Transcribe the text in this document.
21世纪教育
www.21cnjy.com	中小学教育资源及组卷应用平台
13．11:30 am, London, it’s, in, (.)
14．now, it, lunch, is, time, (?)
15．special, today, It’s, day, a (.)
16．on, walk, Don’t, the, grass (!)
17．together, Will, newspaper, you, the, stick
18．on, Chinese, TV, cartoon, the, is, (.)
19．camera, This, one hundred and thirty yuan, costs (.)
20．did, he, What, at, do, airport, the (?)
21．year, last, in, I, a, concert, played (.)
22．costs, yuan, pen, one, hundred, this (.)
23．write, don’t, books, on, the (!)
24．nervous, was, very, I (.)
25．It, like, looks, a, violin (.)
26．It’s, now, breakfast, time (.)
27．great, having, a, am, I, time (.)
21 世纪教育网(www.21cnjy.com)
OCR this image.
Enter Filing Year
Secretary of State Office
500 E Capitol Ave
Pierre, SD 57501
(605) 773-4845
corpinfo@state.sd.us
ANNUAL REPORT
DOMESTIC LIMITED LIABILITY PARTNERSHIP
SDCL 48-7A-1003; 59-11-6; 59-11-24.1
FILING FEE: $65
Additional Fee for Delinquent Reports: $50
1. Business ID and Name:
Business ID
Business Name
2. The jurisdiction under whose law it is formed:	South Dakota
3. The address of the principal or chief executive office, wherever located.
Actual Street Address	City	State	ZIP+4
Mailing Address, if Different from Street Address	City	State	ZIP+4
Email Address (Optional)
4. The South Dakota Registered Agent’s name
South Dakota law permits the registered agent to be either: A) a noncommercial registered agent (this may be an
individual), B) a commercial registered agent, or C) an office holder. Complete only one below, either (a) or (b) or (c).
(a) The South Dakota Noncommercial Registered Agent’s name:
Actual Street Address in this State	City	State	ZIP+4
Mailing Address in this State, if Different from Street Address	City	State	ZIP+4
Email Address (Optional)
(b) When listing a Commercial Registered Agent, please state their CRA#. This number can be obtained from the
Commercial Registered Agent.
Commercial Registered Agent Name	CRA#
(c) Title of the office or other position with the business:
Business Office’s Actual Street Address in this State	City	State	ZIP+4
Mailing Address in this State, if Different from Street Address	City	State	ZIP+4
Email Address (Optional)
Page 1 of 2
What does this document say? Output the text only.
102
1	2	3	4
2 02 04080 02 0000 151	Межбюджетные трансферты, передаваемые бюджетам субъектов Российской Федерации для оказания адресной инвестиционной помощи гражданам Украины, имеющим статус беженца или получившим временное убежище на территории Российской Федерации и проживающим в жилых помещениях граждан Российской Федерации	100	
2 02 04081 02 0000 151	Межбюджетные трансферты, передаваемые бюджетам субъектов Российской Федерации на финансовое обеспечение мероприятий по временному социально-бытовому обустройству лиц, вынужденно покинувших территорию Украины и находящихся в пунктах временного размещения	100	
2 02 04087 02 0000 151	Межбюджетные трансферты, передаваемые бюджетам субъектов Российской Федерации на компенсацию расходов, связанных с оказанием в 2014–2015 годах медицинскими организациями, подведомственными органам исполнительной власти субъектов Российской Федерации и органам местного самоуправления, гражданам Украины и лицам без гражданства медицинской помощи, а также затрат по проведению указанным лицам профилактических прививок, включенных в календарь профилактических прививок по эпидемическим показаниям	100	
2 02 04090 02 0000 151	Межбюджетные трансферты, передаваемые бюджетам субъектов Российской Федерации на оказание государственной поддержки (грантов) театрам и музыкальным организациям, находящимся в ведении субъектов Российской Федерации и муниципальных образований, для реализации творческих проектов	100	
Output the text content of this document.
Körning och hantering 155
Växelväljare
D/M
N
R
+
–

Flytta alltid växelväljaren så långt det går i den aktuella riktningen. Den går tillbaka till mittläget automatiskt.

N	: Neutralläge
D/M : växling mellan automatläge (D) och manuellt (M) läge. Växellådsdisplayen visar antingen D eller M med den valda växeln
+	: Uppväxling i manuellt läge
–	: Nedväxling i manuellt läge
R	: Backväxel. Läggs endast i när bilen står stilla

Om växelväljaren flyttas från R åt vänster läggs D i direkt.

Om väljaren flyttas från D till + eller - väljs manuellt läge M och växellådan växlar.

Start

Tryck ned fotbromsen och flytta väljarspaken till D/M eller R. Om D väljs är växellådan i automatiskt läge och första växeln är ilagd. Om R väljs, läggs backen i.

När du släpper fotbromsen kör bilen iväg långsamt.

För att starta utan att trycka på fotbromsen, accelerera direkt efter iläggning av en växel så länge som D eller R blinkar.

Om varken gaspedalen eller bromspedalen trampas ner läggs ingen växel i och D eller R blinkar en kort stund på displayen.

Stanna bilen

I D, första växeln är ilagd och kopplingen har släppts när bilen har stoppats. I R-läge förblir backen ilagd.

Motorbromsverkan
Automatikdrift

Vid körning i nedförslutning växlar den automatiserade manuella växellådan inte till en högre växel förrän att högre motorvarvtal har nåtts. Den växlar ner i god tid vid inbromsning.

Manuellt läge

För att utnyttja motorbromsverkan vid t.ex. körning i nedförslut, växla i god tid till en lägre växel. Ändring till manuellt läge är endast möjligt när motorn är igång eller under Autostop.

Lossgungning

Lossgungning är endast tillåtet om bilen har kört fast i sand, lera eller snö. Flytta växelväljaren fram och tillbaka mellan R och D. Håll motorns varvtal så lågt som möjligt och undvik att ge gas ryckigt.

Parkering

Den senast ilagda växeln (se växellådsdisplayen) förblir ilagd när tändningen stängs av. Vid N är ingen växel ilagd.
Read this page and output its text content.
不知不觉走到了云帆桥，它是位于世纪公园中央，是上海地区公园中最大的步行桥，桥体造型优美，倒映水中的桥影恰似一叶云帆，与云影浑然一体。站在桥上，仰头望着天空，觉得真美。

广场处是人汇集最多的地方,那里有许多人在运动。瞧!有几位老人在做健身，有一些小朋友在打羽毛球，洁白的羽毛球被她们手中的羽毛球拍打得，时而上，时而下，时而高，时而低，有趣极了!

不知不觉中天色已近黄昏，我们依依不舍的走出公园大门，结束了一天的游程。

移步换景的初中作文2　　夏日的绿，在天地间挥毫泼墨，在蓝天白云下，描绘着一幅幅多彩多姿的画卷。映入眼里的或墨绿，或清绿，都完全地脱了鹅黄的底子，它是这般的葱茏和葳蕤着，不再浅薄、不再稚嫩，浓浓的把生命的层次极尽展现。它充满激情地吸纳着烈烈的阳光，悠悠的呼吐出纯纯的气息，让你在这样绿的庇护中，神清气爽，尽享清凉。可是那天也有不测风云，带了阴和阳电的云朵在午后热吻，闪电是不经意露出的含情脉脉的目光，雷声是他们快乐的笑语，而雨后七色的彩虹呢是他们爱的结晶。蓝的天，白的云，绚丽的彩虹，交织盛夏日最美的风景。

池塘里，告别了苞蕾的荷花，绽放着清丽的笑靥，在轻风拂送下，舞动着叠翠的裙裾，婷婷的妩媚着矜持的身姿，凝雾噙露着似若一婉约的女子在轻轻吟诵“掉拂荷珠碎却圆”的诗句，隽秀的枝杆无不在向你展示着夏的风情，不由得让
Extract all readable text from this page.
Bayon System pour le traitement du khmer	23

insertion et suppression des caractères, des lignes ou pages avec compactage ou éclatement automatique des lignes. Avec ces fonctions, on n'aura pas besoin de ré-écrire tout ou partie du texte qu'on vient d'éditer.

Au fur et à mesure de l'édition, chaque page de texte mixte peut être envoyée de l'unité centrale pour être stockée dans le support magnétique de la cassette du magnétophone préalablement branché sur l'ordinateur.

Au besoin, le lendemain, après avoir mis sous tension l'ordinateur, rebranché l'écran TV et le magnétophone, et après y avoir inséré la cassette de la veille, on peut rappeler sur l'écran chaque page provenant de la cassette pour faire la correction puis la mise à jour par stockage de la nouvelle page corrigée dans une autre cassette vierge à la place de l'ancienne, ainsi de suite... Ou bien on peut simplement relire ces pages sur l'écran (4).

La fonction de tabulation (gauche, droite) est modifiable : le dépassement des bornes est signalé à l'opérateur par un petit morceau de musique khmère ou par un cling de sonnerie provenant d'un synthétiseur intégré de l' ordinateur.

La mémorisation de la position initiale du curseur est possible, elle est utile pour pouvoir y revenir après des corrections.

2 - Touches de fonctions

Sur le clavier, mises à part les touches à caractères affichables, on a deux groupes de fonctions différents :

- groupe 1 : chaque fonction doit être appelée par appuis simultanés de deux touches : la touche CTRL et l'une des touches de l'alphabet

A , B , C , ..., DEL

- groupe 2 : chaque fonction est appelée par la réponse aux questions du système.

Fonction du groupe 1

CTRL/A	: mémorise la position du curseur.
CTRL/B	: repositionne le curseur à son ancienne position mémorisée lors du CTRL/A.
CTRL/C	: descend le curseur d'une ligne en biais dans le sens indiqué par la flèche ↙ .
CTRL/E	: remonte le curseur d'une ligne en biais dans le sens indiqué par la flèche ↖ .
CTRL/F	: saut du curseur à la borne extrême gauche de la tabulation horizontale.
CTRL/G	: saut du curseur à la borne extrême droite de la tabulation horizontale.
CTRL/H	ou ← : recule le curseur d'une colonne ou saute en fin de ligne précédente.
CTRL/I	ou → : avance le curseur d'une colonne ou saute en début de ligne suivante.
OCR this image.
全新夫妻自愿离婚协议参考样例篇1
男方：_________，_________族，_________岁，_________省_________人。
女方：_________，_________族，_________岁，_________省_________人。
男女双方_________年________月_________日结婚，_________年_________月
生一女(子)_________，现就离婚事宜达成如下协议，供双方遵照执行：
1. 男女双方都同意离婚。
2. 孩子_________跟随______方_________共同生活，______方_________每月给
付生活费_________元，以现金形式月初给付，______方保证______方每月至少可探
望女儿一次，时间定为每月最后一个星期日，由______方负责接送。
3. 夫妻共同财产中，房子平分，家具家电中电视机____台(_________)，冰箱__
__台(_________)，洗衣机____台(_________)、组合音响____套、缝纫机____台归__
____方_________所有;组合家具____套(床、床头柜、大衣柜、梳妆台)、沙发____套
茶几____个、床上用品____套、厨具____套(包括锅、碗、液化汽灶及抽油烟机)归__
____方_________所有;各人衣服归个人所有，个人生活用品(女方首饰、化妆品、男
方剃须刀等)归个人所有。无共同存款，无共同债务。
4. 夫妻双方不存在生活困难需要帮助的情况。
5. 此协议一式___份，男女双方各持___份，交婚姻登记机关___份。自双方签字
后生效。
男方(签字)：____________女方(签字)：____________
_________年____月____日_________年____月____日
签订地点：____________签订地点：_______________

* Your goal
Pick out all the lines with the word "deux" in them and copy them.

* Result of this exercise
Sur le clavier, mises à part les touches à caractères affichables, on a deux groupes de fonctions différents :
- groupe 1 : chaque fonction doit être appelée par appuis simultanés de deux touches : la touche CTRL et l'une des touches de l'alphabet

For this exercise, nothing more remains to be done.